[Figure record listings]
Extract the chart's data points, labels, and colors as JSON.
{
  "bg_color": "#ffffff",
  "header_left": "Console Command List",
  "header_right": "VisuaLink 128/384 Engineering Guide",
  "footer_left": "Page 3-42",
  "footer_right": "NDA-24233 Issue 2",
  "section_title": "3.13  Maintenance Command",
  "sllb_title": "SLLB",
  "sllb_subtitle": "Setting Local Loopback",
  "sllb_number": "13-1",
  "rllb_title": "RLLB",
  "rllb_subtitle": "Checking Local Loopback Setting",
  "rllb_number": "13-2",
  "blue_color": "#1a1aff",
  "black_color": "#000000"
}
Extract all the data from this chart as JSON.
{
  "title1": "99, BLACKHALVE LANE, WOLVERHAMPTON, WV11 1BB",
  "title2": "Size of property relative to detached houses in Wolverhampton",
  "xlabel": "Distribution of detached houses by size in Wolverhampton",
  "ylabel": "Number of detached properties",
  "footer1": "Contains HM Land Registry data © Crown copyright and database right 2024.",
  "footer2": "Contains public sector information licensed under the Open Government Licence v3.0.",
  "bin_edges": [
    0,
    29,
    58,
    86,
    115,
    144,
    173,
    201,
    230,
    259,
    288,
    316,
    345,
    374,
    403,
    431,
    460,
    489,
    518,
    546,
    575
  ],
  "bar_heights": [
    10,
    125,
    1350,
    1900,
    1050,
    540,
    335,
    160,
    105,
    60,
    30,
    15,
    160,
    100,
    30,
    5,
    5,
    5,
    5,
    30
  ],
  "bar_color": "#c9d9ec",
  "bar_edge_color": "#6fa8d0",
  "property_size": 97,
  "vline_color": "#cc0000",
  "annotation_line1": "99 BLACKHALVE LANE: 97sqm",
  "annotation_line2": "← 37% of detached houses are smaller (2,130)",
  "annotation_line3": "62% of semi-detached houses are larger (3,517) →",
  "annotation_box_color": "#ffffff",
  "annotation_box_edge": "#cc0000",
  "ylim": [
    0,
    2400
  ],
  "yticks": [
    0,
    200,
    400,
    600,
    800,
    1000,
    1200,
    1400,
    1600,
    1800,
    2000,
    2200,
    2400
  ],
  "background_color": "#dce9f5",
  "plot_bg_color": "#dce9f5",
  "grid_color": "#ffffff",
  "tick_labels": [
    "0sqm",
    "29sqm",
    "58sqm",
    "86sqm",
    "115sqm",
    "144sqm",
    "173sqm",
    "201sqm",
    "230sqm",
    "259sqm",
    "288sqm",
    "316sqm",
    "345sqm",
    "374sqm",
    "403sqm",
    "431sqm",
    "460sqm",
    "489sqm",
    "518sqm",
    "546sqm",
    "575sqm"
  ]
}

__Challenge__:
Print every entry exactly as written.

__Output for this exercise__:
Extract the chart's data points, labels, and colors as JSON.
{
  "bg_color": "#ffffff",
  "header_left": "Console Command List",
  "header_right": "VisuaLink 128/384 Engineering Guide",
  "footer_left": "Page 3-42",
  "footer_right": "NDA-24233 Issue 2",
  "section_title": "3.13  Maintenance Command",
  "sllb_title": "SLLB",
  "sllb_subtitle": "Setting Local Loopback",
  "sllb_number": "13-1",
  "rllb_title": "RLLB",
  "rllb_subtitle": "Checking Local Loopback Setting",
  "rllb_number": "13-2",
  "blue_color": "#1a1aff",
  "black_color": "#000000"
}
Extract all the data from this chart as JSON.
{
  "title1": "99, BLACKHALVE LANE, WOLVERHAMPTON, WV11 1BB",
  "title2": "Size of property relative to detached houses in Wolverhampton",
  "xlabel": "Distribution of detached houses by size in Wolverhampton",
  "ylabel": "Number of detached properties",
  "footer1": "Contains HM Land Registry data © Crown copyright and database right 2024.",
  "footer2": "Contains public sector information licensed under the Open Government Licence v3.0.",
  "bin_edges": [
    0,
    29,
    58,
    86,
    115,
    144,
    173,
    201,
    230,
    259,
    288,
    316,
    345,
    374,
    403,
    431,
    460,
    489,
    518,
    546,
    575
  ],
  "bar_heights": [
    10,
    125,
    1350,
    1900,
    1050,
    540,
    335,
    160,
    105,
    60,
    30,
    15,
    160,
    100,
    30,
    5,
    5,
    5,
    5,
    30
  ],
  "bar_color": "#c9d9ec",
  "bar_edge_color": "#6fa8d0",
  "property_size": 97,
  "vline_color": "#cc0000",
  "annotation_line1": "99 BLACKHALVE LANE: 97sqm",
  "annotation_line2": "← 37% of detached houses are smaller (2,130)",
  "annotation_line3": "62% of semi-detached houses are larger (3,517) →",
  "annotation_box_color": "#ffffff",
  "annotation_box_edge": "#cc0000",
  "ylim": [
    0,
    2400
  ],
  "yticks": [
    0,
    200,
    400,
    600,
    800,
    1000,
    1200,
    1400,
    1600,
    1800,
    2000,
    2200,
    2400
  ],
  "background_color": "#dce9f5",
  "plot_bg_color": "#dce9f5",
  "grid_color": "#ffffff",
  "tick_labels": [
    "0sqm",
    "29sqm",
    "58sqm",
    "86sqm",
    "115sqm",
    "144sqm",
    "173sqm",
    "201sqm",
    "230sqm",
    "259sqm",
    "288sqm",
    "316sqm",
    "345sqm",
    "374sqm",
    "403sqm",
    "431sqm",
    "460sqm",
    "489sqm",
    "518sqm",
    "546sqm",
    "575sqm"
  ]
}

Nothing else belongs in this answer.